= WRITTEN EXERCISE =
Below are the records; locate each line with the word "home" and copy it.

= RECORDS FOR THE TASK =
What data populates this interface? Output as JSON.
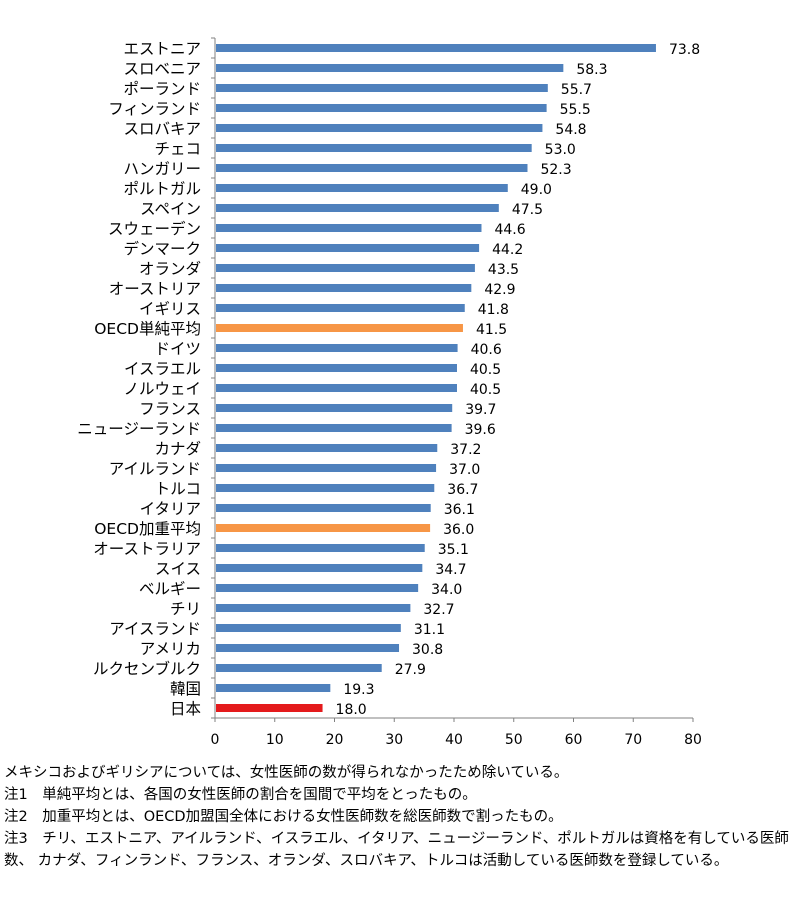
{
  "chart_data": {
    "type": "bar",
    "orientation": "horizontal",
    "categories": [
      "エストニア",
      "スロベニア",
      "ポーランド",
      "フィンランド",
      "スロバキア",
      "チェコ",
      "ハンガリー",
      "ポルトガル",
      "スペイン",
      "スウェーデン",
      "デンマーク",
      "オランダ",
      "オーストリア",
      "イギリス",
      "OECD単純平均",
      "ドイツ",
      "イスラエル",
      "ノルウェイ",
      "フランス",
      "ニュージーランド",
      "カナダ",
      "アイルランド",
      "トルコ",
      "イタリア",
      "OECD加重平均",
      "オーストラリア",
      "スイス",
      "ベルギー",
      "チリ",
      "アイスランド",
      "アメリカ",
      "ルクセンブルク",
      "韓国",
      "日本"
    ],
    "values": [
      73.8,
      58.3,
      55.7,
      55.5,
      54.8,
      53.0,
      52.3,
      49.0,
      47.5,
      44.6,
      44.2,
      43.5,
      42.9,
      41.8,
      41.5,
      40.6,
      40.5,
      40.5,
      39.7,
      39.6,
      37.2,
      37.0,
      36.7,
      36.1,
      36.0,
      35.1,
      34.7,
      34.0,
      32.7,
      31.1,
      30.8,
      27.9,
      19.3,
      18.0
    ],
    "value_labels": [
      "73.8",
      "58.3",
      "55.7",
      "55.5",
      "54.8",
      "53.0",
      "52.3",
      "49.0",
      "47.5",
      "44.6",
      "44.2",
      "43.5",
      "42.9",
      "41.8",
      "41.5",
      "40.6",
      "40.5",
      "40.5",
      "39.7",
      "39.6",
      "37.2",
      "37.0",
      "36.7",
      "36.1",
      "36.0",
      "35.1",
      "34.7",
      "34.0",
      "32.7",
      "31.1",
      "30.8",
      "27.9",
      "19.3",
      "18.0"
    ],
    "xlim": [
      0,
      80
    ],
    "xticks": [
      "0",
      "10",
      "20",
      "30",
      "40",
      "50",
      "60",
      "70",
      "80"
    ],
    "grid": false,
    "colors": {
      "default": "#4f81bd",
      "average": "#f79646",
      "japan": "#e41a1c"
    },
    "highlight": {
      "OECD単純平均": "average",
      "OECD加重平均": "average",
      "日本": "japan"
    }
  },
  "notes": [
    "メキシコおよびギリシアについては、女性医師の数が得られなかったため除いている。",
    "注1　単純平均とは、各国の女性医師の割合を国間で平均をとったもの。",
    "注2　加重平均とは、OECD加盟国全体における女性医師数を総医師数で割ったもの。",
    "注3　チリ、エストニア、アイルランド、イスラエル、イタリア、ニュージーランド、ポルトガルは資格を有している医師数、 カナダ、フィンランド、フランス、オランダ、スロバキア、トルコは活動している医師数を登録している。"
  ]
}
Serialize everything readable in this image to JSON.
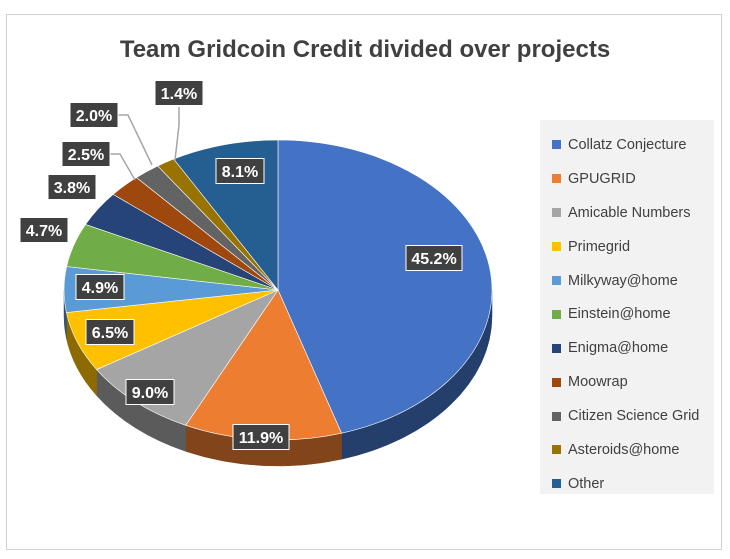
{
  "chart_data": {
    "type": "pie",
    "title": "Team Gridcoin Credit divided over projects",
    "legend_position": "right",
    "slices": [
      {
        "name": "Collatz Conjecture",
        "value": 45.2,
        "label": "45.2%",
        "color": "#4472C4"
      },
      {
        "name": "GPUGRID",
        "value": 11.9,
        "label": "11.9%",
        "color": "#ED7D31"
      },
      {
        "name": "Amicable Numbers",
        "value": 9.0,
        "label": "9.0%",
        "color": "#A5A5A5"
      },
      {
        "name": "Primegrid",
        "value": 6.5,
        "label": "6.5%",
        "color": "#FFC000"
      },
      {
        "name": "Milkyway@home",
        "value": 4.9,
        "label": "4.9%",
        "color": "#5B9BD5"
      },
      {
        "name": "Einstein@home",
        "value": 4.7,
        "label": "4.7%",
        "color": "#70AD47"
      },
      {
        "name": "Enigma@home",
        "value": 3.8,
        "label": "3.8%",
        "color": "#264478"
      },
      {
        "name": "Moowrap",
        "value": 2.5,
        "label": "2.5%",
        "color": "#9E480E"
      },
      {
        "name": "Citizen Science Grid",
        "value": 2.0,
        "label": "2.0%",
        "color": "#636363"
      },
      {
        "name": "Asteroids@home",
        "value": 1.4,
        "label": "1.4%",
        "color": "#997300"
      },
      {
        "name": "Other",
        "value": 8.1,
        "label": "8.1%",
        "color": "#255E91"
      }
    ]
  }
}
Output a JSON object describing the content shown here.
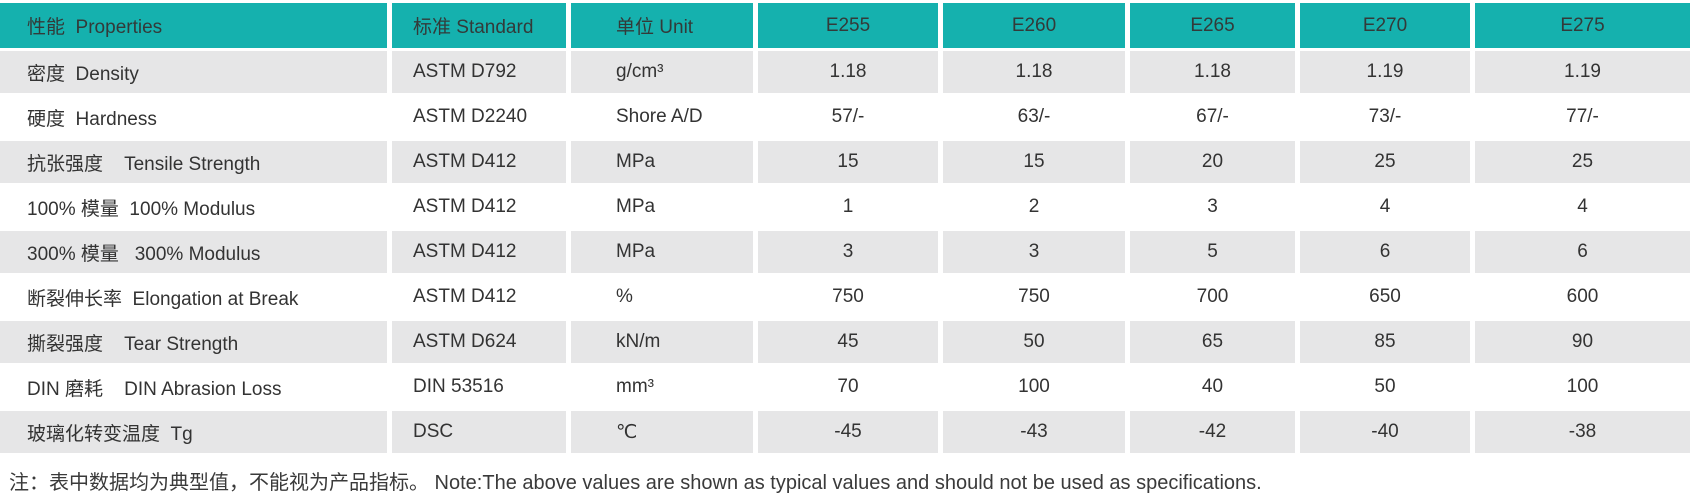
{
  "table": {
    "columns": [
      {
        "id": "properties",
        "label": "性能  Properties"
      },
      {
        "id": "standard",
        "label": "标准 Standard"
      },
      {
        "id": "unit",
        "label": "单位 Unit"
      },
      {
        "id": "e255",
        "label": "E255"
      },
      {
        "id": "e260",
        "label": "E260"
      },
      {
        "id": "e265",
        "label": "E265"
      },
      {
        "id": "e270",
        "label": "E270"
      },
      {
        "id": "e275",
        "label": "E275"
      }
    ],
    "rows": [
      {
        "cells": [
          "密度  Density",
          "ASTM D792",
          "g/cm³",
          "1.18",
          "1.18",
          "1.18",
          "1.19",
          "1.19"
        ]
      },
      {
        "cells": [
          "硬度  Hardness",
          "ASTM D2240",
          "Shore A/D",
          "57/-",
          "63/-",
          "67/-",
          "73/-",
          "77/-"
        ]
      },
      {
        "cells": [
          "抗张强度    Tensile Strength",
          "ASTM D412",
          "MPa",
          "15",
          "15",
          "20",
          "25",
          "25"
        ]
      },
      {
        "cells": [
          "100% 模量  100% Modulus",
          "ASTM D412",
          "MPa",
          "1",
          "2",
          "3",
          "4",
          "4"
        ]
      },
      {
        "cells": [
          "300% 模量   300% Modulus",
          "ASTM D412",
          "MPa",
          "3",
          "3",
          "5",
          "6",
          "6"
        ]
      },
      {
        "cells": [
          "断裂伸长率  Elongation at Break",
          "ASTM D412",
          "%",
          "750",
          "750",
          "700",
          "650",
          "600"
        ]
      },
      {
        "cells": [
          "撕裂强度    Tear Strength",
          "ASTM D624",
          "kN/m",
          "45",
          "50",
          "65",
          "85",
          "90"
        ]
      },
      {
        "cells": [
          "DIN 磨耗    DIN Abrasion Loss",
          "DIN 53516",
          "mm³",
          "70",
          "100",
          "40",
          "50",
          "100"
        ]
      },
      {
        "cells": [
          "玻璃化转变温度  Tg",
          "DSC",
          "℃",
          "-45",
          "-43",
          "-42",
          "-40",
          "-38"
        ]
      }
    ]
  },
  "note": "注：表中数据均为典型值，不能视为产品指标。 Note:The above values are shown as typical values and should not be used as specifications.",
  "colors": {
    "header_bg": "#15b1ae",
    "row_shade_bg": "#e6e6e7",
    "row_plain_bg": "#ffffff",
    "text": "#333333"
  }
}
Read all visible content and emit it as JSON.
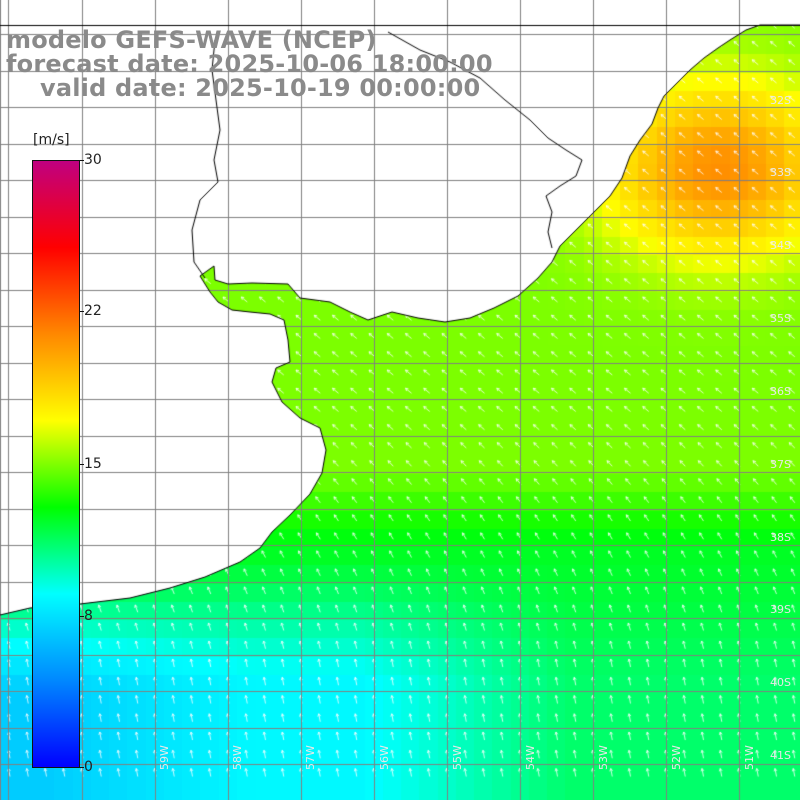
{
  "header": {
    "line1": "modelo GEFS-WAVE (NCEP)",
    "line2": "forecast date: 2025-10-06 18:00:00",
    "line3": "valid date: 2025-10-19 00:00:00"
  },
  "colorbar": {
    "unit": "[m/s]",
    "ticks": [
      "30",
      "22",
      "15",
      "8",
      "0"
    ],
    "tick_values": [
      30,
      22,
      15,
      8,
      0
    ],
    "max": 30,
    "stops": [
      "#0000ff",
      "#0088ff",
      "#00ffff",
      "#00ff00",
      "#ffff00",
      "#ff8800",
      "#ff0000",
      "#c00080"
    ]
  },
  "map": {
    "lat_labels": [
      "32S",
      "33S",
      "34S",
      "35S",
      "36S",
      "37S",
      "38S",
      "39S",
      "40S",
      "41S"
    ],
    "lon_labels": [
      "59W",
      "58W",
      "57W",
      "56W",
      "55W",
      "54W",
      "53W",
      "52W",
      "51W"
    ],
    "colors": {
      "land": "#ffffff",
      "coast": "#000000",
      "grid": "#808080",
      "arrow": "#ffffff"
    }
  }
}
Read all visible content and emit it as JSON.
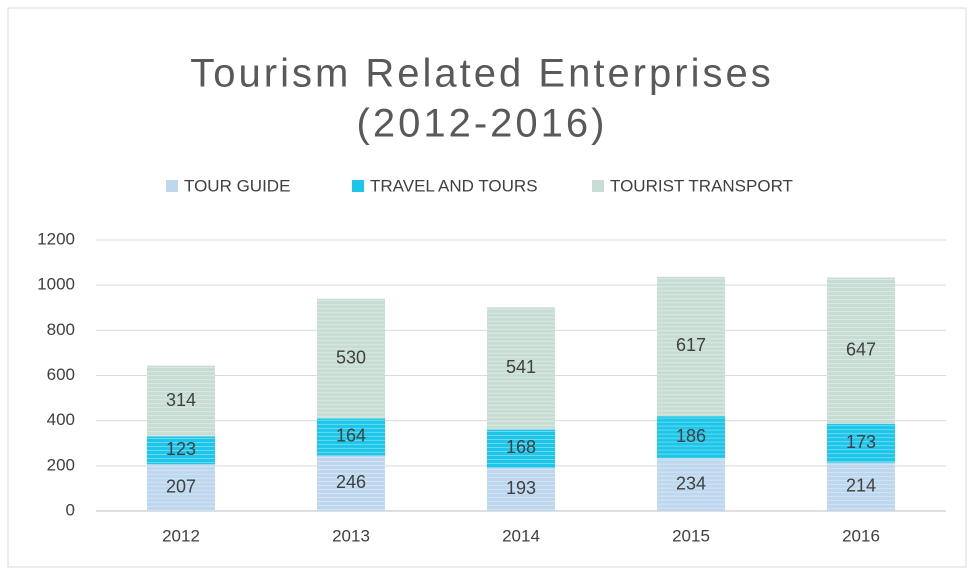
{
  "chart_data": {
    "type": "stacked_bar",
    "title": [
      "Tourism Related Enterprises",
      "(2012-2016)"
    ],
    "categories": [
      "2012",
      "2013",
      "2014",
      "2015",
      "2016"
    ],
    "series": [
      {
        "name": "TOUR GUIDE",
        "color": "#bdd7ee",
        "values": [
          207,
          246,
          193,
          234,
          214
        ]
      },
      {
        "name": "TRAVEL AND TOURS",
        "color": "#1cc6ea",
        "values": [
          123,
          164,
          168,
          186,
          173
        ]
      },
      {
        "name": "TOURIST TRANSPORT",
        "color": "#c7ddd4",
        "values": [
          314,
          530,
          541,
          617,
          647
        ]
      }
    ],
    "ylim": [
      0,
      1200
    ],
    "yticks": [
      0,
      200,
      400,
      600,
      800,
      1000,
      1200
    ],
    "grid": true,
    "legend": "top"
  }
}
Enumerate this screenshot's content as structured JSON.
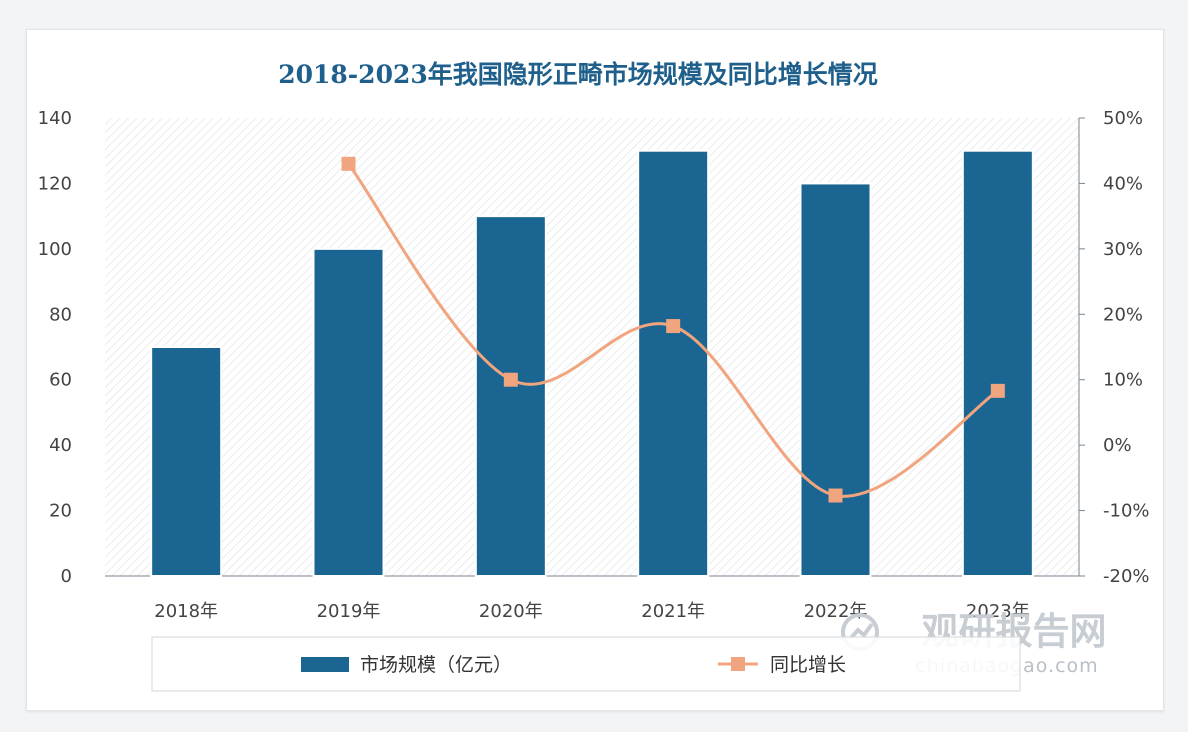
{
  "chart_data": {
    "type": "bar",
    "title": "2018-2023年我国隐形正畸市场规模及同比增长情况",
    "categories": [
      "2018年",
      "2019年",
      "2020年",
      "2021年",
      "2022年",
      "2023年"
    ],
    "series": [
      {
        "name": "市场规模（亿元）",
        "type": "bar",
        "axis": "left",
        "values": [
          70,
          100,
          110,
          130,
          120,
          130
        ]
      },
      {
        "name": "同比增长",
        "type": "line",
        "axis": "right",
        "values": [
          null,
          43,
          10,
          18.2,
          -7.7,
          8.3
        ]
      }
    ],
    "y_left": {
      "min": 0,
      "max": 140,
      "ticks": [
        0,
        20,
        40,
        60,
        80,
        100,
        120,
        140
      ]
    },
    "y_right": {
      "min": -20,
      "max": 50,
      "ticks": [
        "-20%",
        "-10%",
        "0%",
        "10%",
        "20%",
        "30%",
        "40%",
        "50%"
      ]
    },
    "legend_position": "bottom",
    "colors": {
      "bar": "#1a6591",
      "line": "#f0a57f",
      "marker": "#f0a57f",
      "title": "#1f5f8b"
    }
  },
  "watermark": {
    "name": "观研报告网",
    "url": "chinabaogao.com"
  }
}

= RESPONSE FOR THIS EXERCISE =
        "name": "Milkyway@home",
        "name": "Einstein@home",
        "name": "Enigma@home",
        "name": "Asteroids@home",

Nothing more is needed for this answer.